To do
Extract the full listing below without altering a single character.
——
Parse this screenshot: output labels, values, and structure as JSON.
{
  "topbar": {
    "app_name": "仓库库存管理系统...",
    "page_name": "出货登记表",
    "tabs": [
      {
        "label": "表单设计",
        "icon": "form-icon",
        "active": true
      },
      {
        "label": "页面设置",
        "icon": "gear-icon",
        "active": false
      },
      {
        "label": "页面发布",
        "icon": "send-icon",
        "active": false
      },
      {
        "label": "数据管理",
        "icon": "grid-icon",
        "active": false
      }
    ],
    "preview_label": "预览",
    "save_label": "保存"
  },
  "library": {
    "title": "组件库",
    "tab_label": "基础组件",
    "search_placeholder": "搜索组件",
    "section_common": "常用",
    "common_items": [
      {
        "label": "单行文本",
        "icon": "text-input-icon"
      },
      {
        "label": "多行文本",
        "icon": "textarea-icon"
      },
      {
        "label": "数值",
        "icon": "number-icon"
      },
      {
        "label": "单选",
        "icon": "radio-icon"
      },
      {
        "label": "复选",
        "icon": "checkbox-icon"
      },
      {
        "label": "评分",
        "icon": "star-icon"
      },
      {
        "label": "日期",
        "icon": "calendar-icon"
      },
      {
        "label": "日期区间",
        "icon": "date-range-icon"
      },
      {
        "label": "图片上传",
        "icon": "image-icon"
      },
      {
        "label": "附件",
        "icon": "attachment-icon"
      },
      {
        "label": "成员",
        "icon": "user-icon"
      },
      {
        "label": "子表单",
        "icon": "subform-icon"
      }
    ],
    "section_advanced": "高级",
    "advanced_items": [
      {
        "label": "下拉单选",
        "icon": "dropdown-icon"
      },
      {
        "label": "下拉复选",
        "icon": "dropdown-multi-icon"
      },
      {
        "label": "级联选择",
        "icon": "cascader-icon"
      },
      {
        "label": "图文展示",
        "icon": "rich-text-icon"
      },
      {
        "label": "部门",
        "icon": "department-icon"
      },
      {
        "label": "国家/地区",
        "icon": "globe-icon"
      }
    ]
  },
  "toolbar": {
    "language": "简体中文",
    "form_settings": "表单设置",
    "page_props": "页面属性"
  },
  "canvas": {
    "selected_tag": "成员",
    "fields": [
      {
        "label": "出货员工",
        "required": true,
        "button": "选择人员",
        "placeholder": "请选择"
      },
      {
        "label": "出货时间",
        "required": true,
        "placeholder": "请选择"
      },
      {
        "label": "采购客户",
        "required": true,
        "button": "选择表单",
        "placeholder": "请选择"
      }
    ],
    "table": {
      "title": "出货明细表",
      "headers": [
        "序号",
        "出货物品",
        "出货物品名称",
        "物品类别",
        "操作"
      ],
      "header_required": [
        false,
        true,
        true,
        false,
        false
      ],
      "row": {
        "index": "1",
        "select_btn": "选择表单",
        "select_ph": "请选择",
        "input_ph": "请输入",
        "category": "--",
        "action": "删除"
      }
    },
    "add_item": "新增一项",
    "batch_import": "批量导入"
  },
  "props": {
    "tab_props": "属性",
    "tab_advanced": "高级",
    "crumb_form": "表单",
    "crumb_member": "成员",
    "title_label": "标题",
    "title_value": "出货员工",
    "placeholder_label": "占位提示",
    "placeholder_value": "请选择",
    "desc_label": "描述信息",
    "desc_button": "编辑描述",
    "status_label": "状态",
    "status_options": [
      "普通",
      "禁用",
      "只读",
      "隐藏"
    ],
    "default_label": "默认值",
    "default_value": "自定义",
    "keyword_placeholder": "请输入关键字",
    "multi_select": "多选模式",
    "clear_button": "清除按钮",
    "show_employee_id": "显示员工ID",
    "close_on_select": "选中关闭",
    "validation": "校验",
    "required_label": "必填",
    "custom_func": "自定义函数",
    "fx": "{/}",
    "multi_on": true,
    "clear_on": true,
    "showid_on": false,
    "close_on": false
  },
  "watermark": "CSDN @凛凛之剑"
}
——
Response below
Parse this screenshot: output labels, values, and structure as JSON.
{
  "topbar": {
    "app_name": "仓库库存管理系统...",
    "page_name": "出货登记表",
    "tabs": [
      {
        "label": "表单设计",
        "icon": "form-icon",
        "active": true
      },
      {
        "label": "页面设置",
        "icon": "gear-icon",
        "active": false
      },
      {
        "label": "页面发布",
        "icon": "send-icon",
        "active": false
      },
      {
        "label": "数据管理",
        "icon": "grid-icon",
        "active": false
      }
    ],
    "preview_label": "预览",
    "save_label": "保存"
  },
  "library": {
    "title": "组件库",
    "tab_label": "基础组件",
    "search_placeholder": "搜索组件",
    "section_common": "常用",
    "common_items": [
      {
        "label": "单行文本",
        "icon": "text-input-icon"
      },
      {
        "label": "多行文本",
        "icon": "textarea-icon"
      },
      {
        "label": "数值",
        "icon": "number-icon"
      },
      {
        "label": "单选",
        "icon": "radio-icon"
      },
      {
        "label": "复选",
        "icon": "checkbox-icon"
      },
      {
        "label": "评分",
        "icon": "star-icon"
      },
      {
        "label": "日期",
        "icon": "calendar-icon"
      },
      {
        "label": "日期区间",
        "icon": "date-range-icon"
      },
      {
        "label": "图片上传",
        "icon": "image-icon"
      },
      {
        "label": "附件",
        "icon": "attachment-icon"
      },
      {
        "label": "成员",
        "icon": "user-icon"
      },
      {
        "label": "子表单",
        "icon": "subform-icon"
      }
    ],
    "section_advanced": "高级",
    "advanced_items": [
      {
        "label": "下拉单选",
        "icon": "dropdown-icon"
      },
      {
        "label": "下拉复选",
        "icon": "dropdown-multi-icon"
      },
      {
        "label": "级联选择",
        "icon": "cascader-icon"
      },
      {
        "label": "图文展示",
        "icon": "rich-text-icon"
      },
      {
        "label": "部门",
        "icon": "department-icon"
      },
      {
        "label": "国家/地区",
        "icon": "globe-icon"
      }
    ]
  },
  "toolbar": {
    "language": "简体中文",
    "form_settings": "表单设置",
    "page_props": "页面属性"
  },
  "canvas": {
    "selected_tag": "成员",
    "fields": [
      {
        "label": "出货员工",
        "required": true,
        "button": "选择人员",
        "placeholder": "请选择"
      },
      {
        "label": "出货时间",
        "required": true,
        "placeholder": "请选择"
      },
      {
        "label": "采购客户",
        "required": true,
        "button": "选择表单",
        "placeholder": "请选择"
      }
    ],
    "table": {
      "title": "出货明细表",
      "headers": [
        "序号",
        "出货物品",
        "出货物品名称",
        "物品类别",
        "操作"
      ],
      "header_required": [
        false,
        true,
        true,
        false,
        false
      ],
      "row": {
        "index": "1",
        "select_btn": "选择表单",
        "select_ph": "请选择",
        "input_ph": "请输入",
        "category": "--",
        "action": "删除"
      }
    },
    "add_item": "新增一项",
    "batch_import": "批量导入"
  },
  "props": {
    "tab_props": "属性",
    "tab_advanced": "高级",
    "crumb_form": "表单",
    "crumb_member": "成员",
    "title_label": "标题",
    "title_value": "出货员工",
    "placeholder_label": "占位提示",
    "placeholder_value": "请选择",
    "desc_label": "描述信息",
    "desc_button": "编辑描述",
    "status_label": "状态",
    "status_options": [
      "普通",
      "禁用",
      "只读",
      "隐藏"
    ],
    "default_label": "默认值",
    "default_value": "自定义",
    "keyword_placeholder": "请输入关键字",
    "multi_select": "多选模式",
    "clear_button": "清除按钮",
    "show_employee_id": "显示员工ID",
    "close_on_select": "选中关闭",
    "validation": "校验",
    "required_label": "必填",
    "custom_func": "自定义函数",
    "fx": "{/}",
    "multi_on": true,
    "clear_on": true,
    "showid_on": false,
    "close_on": false
  },
  "watermark": "CSDN @凛凛之剑"
}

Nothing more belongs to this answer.